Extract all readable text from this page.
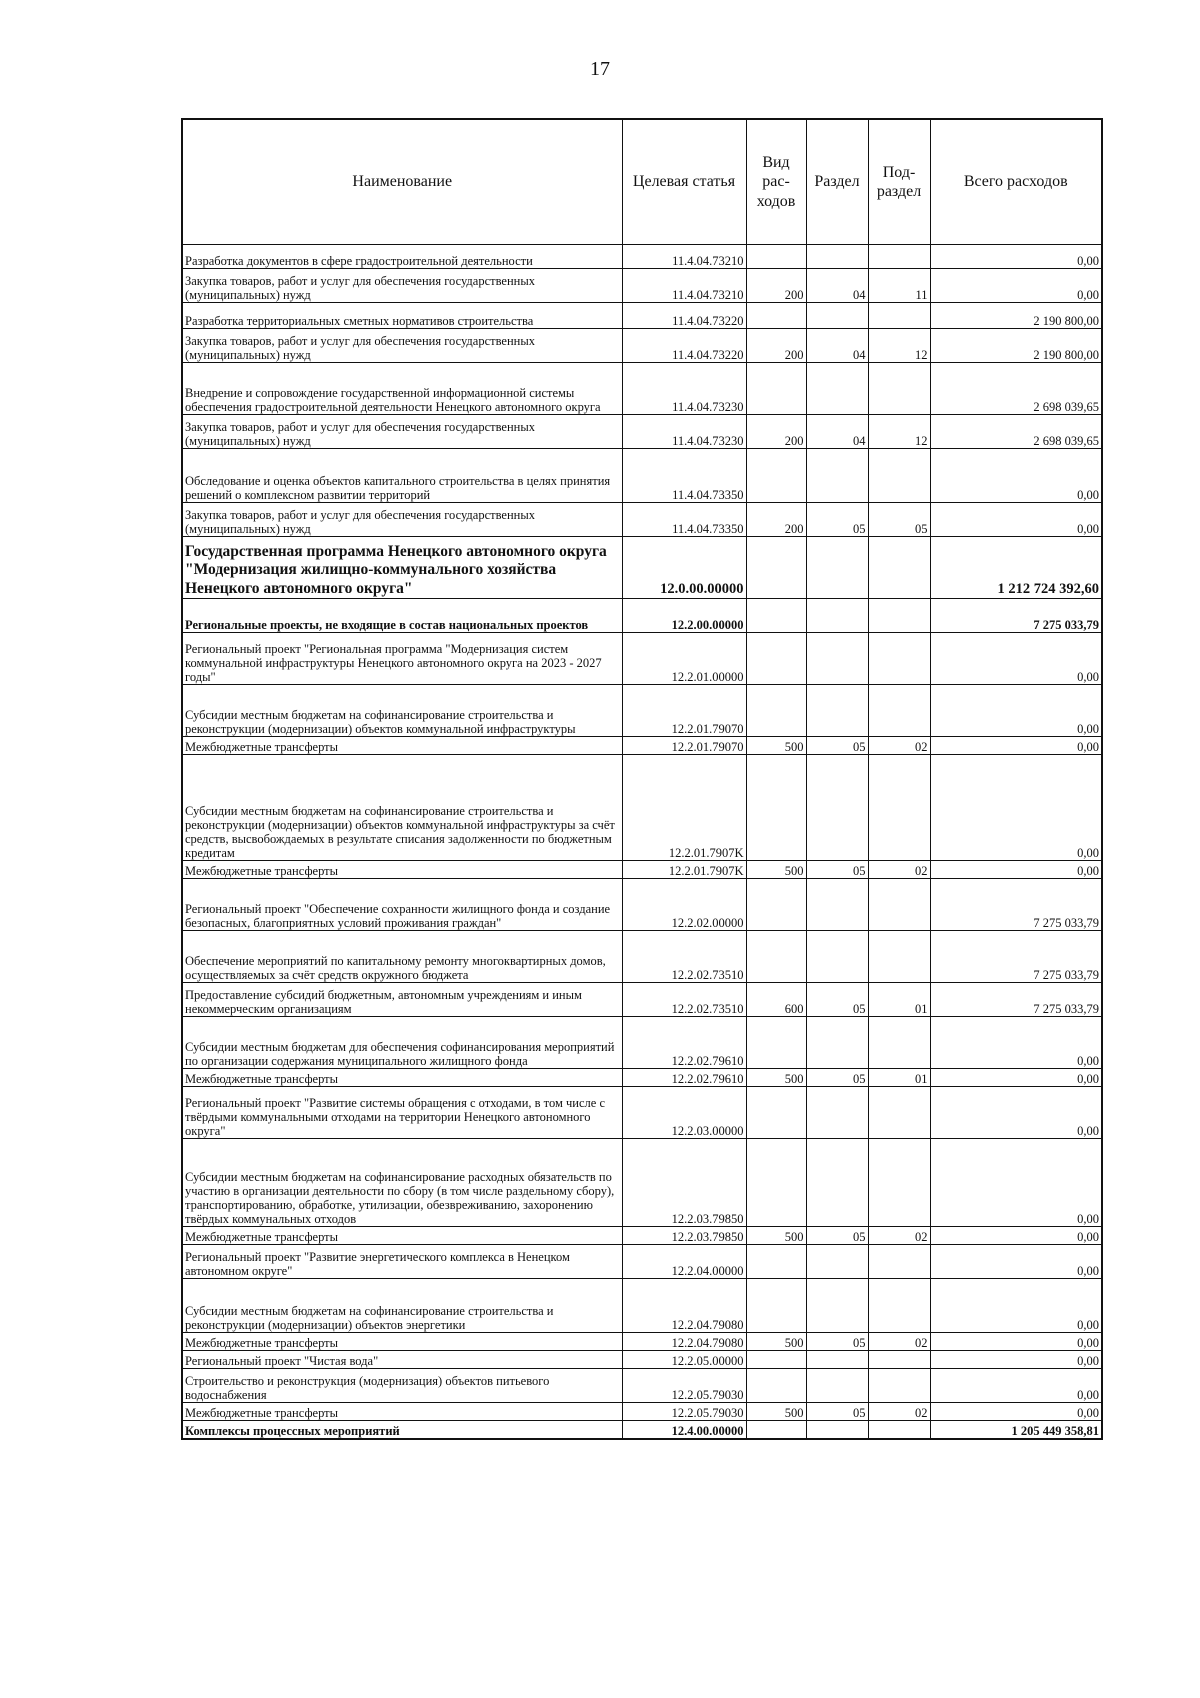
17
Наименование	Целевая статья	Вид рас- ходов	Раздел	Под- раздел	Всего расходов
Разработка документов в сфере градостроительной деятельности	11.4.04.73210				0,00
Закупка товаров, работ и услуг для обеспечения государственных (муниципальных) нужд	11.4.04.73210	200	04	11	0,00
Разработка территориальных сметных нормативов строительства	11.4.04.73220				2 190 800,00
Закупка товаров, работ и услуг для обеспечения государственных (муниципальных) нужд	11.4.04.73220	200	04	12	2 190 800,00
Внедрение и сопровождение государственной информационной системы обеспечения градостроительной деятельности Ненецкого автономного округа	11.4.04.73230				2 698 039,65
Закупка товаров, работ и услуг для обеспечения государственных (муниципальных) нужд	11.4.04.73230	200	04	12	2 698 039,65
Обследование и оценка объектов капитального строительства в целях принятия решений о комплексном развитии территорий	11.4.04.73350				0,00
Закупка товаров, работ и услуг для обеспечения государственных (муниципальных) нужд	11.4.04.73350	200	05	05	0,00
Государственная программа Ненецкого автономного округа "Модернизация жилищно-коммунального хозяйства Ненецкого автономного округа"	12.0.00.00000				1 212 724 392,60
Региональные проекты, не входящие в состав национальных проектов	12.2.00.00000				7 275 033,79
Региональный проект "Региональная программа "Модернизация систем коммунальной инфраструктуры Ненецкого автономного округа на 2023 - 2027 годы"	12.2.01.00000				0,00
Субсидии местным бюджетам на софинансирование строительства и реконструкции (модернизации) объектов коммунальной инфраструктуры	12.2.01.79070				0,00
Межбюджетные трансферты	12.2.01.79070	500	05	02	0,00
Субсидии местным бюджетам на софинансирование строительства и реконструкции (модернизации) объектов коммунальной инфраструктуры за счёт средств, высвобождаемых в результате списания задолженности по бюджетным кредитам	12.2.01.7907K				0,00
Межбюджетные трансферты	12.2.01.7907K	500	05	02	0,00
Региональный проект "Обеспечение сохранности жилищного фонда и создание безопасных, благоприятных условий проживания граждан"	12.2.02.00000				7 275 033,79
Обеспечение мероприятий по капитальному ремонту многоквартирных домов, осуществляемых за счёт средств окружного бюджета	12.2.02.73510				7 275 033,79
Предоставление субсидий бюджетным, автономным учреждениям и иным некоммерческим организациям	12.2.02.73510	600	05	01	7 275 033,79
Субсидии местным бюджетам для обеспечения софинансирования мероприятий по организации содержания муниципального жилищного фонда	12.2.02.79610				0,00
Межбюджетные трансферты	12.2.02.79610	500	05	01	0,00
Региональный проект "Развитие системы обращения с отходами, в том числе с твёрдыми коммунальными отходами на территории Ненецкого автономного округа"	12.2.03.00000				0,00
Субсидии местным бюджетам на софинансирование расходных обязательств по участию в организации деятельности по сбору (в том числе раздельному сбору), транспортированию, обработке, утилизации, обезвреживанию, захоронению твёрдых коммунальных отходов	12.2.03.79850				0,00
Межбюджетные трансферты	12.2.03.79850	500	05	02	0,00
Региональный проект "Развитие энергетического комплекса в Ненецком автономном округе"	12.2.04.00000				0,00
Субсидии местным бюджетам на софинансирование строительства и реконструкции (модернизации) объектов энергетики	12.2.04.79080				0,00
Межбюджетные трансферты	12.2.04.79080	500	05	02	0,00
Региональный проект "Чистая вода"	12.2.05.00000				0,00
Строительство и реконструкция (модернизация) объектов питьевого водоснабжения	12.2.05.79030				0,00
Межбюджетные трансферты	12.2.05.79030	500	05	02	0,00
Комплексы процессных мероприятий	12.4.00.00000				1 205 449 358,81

+++++

▸ **WHAT TO PRODUCE**: Leave out the pictures and output every record above precisely as given.

▸ **SOLUTION FOR THIS TASK**:
Extract all readable text from this page.
17
Наименование	Целевая статья	Вид рас- ходов	Раздел	Под- раздел	Всего расходов
Разработка документов в сфере градостроительной деятельности	11.4.04.73210				0,00
Закупка товаров, работ и услуг для обеспечения государственных (муниципальных) нужд	11.4.04.73210	200	04	11	0,00
Разработка территориальных сметных нормативов строительства	11.4.04.73220				2 190 800,00
Закупка товаров, работ и услуг для обеспечения государственных (муниципальных) нужд	11.4.04.73220	200	04	12	2 190 800,00
Внедрение и сопровождение государственной информационной системы обеспечения градостроительной деятельности Ненецкого автономного округа	11.4.04.73230				2 698 039,65
Закупка товаров, работ и услуг для обеспечения государственных (муниципальных) нужд	11.4.04.73230	200	04	12	2 698 039,65
Обследование и оценка объектов капитального строительства в целях принятия решений о комплексном развитии территорий	11.4.04.73350				0,00
Закупка товаров, работ и услуг для обеспечения государственных (муниципальных) нужд	11.4.04.73350	200	05	05	0,00
Государственная программа Ненецкого автономного округа "Модернизация жилищно-коммунального хозяйства Ненецкого автономного округа"	12.0.00.00000				1 212 724 392,60
Региональные проекты, не входящие в состав национальных проектов	12.2.00.00000				7 275 033,79
Региональный проект "Региональная программа "Модернизация систем коммунальной инфраструктуры Ненецкого автономного округа на 2023 - 2027 годы"	12.2.01.00000				0,00
Субсидии местным бюджетам на софинансирование строительства и реконструкции (модернизации) объектов коммунальной инфраструктуры	12.2.01.79070				0,00
Межбюджетные трансферты	12.2.01.79070	500	05	02	0,00
Субсидии местным бюджетам на софинансирование строительства и реконструкции (модернизации) объектов коммунальной инфраструктуры за счёт средств, высвобождаемых в результате списания задолженности по бюджетным кредитам	12.2.01.7907K				0,00
Межбюджетные трансферты	12.2.01.7907K	500	05	02	0,00
Региональный проект "Обеспечение сохранности жилищного фонда и создание безопасных, благоприятных условий проживания граждан"	12.2.02.00000				7 275 033,79
Обеспечение мероприятий по капитальному ремонту многоквартирных домов, осуществляемых за счёт средств окружного бюджета	12.2.02.73510				7 275 033,79
Предоставление субсидий бюджетным, автономным учреждениям и иным некоммерческим организациям	12.2.02.73510	600	05	01	7 275 033,79
Субсидии местным бюджетам для обеспечения софинансирования мероприятий по организации содержания муниципального жилищного фонда	12.2.02.79610				0,00
Межбюджетные трансферты	12.2.02.79610	500	05	01	0,00
Региональный проект "Развитие системы обращения с отходами, в том числе с твёрдыми коммунальными отходами на территории Ненецкого автономного округа"	12.2.03.00000				0,00
Субсидии местным бюджетам на софинансирование расходных обязательств по участию в организации деятельности по сбору (в том числе раздельному сбору), транспортированию, обработке, утилизации, обезвреживанию, захоронению твёрдых коммунальных отходов	12.2.03.79850				0,00
Межбюджетные трансферты	12.2.03.79850	500	05	02	0,00
Региональный проект "Развитие энергетического комплекса в Ненецком автономном округе"	12.2.04.00000				0,00
Субсидии местным бюджетам на софинансирование строительства и реконструкции (модернизации) объектов энергетики	12.2.04.79080				0,00
Межбюджетные трансферты	12.2.04.79080	500	05	02	0,00
Региональный проект "Чистая вода"	12.2.05.00000				0,00
Строительство и реконструкция (модернизация) объектов питьевого водоснабжения	12.2.05.79030				0,00
Межбюджетные трансферты	12.2.05.79030	500	05	02	0,00
Комплексы процессных мероприятий	12.4.00.00000				1 205 449 358,81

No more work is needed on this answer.